- _Short exercise_
Gather up every line that includes the string "LAERTES".

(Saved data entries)
========

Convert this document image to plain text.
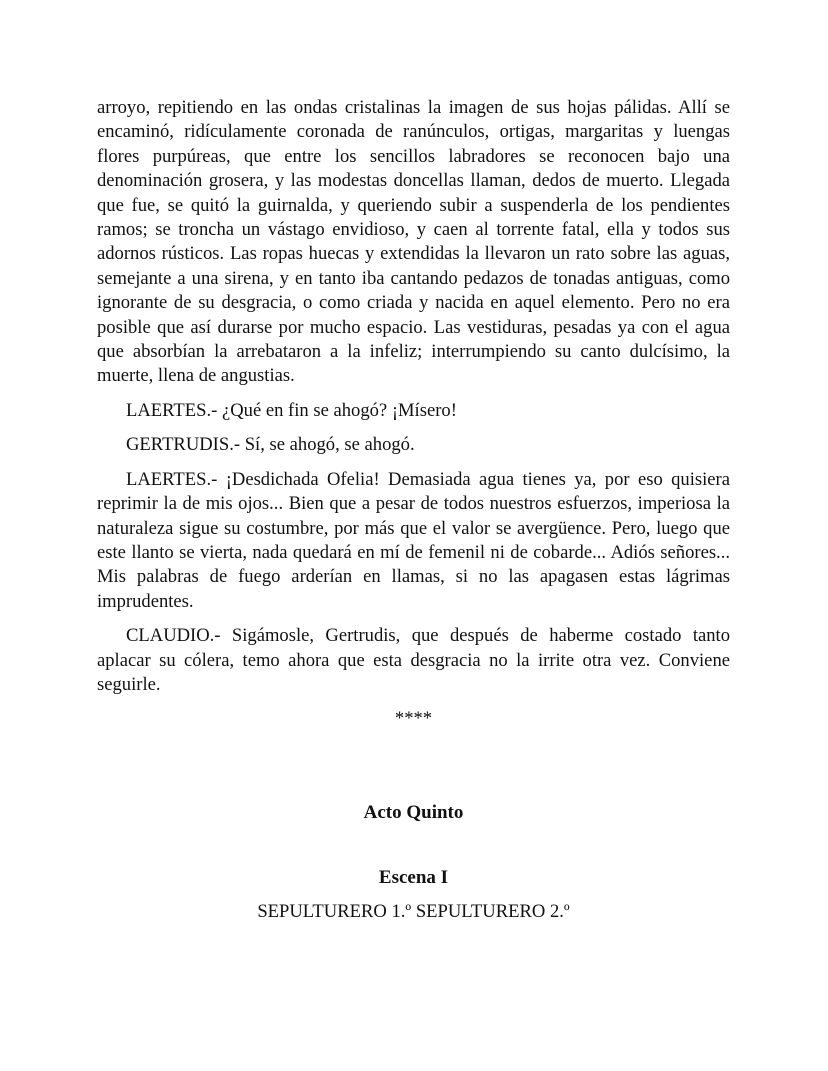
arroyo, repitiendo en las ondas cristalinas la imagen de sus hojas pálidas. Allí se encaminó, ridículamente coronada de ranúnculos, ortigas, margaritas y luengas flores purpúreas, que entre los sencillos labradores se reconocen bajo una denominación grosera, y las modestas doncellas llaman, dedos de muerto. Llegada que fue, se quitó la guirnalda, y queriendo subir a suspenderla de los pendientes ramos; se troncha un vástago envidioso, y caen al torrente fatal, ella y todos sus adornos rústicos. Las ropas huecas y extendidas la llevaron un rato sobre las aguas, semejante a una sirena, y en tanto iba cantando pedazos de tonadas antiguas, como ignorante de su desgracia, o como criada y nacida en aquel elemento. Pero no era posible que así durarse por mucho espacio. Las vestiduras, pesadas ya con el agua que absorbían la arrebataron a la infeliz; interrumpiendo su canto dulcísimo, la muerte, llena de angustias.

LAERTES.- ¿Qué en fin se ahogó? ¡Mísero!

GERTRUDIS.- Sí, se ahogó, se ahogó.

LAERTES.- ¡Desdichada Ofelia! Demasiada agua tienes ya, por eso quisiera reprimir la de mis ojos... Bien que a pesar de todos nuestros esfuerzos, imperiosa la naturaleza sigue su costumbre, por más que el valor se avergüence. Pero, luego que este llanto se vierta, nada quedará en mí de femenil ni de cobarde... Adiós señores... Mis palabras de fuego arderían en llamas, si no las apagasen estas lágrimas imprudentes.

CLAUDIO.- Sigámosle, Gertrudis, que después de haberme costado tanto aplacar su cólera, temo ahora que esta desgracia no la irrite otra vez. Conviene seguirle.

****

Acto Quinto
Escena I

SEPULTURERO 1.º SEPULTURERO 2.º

========

- _Correct output_
LAERTES.- ¿Qué en fin se ahogó? ¡Mísero!
LAERTES.- ¡Desdichada Ofelia! Demasiada agua tienes ya, por eso quisiera reprimir la de mis ojos... Bien que a pesar de todos nuestros esfuerzos, imperiosa la naturaleza sigue su costumbre, por más que el valor se avergüence. Pero, luego que este llanto se vierta, nada quedará en mí de femenil ni de cobarde... Adiós señores... Mis palabras de fuego arderían en llamas, si no las apagasen estas lágrimas imprudentes.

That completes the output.